◆ Set problem: Restate the entries below verbatim.

◆ Information given:
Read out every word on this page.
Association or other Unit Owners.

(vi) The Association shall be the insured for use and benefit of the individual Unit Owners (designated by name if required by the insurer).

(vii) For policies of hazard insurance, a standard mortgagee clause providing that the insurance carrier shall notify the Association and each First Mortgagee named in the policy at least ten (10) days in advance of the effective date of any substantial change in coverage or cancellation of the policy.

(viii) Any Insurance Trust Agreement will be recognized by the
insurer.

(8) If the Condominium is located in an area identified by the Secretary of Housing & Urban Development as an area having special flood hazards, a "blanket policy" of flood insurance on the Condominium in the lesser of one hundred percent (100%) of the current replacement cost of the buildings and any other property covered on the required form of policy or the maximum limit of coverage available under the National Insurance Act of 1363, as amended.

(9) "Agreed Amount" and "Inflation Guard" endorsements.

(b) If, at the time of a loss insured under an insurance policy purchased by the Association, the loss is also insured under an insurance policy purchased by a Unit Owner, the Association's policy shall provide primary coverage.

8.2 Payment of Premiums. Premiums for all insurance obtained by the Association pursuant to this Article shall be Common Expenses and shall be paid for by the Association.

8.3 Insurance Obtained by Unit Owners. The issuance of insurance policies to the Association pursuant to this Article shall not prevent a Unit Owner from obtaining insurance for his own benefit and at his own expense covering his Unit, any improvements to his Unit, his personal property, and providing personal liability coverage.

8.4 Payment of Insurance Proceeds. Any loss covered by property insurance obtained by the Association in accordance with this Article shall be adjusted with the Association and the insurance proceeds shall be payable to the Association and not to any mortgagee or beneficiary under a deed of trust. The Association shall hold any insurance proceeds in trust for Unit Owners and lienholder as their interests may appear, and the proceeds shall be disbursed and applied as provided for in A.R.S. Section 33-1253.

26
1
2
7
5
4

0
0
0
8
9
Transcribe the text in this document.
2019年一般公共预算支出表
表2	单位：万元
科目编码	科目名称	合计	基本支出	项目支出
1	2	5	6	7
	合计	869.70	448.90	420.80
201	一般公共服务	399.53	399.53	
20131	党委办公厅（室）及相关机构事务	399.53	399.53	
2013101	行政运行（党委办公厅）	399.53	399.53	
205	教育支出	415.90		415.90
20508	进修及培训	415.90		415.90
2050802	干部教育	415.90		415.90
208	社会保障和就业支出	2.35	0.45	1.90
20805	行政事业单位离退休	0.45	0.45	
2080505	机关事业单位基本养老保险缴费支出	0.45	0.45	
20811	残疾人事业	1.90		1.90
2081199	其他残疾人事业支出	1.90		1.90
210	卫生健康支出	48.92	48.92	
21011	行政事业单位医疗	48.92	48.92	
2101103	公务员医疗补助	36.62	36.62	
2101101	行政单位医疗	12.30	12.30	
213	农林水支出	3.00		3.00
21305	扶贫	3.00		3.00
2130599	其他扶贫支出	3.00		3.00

◆ The response:
Read out every word on this page.
Association or other Unit Owners.

(vi) The Association shall be the insured for use and benefit of the individual Unit Owners (designated by name if required by the insurer).

(vii) For policies of hazard insurance, a standard mortgagee clause providing that the insurance carrier shall notify the Association and each First Mortgagee named in the policy at least ten (10) days in advance of the effective date of any substantial change in coverage or cancellation of the policy.

(viii) Any Insurance Trust Agreement will be recognized by the
insurer.

(8) If the Condominium is located in an area identified by the Secretary of Housing & Urban Development as an area having special flood hazards, a "blanket policy" of flood insurance on the Condominium in the lesser of one hundred percent (100%) of the current replacement cost of the buildings and any other property covered on the required form of policy or the maximum limit of coverage available under the National Insurance Act of 1363, as amended.

(9) "Agreed Amount" and "Inflation Guard" endorsements.

(b) If, at the time of a loss insured under an insurance policy purchased by the Association, the loss is also insured under an insurance policy purchased by a Unit Owner, the Association's policy shall provide primary coverage.

8.2 Payment of Premiums. Premiums for all insurance obtained by the Association pursuant to this Article shall be Common Expenses and shall be paid for by the Association.

8.3 Insurance Obtained by Unit Owners. The issuance of insurance policies to the Association pursuant to this Article shall not prevent a Unit Owner from obtaining insurance for his own benefit and at his own expense covering his Unit, any improvements to his Unit, his personal property, and providing personal liability coverage.

8.4 Payment of Insurance Proceeds. Any loss covered by property insurance obtained by the Association in accordance with this Article shall be adjusted with the Association and the insurance proceeds shall be payable to the Association and not to any mortgagee or beneficiary under a deed of trust. The Association shall hold any insurance proceeds in trust for Unit Owners and lienholder as their interests may appear, and the proceeds shall be disbursed and applied as provided for in A.R.S. Section 33-1253.

26
1
2
7
5
4

0
0
0
8
9
Transcribe the text in this document.
2019年一般公共预算支出表
表2	单位：万元
科目编码	科目名称	合计	基本支出	项目支出
1	2	5	6	7
	合计	869.70	448.90	420.80
201	一般公共服务	399.53	399.53	
20131	党委办公厅（室）及相关机构事务	399.53	399.53	
2013101	行政运行（党委办公厅）	399.53	399.53	
205	教育支出	415.90		415.90
20508	进修及培训	415.90		415.90
2050802	干部教育	415.90		415.90
208	社会保障和就业支出	2.35	0.45	1.90
20805	行政事业单位离退休	0.45	0.45	
2080505	机关事业单位基本养老保险缴费支出	0.45	0.45	
20811	残疾人事业	1.90		1.90
2081199	其他残疾人事业支出	1.90		1.90
210	卫生健康支出	48.92	48.92	
21011	行政事业单位医疗	48.92	48.92	
2101103	公务员医疗补助	36.62	36.62	
2101101	行政单位医疗	12.30	12.30	
213	农林水支出	3.00		3.00
21305	扶贫	3.00		3.00
2130599	其他扶贫支出	3.00		3.00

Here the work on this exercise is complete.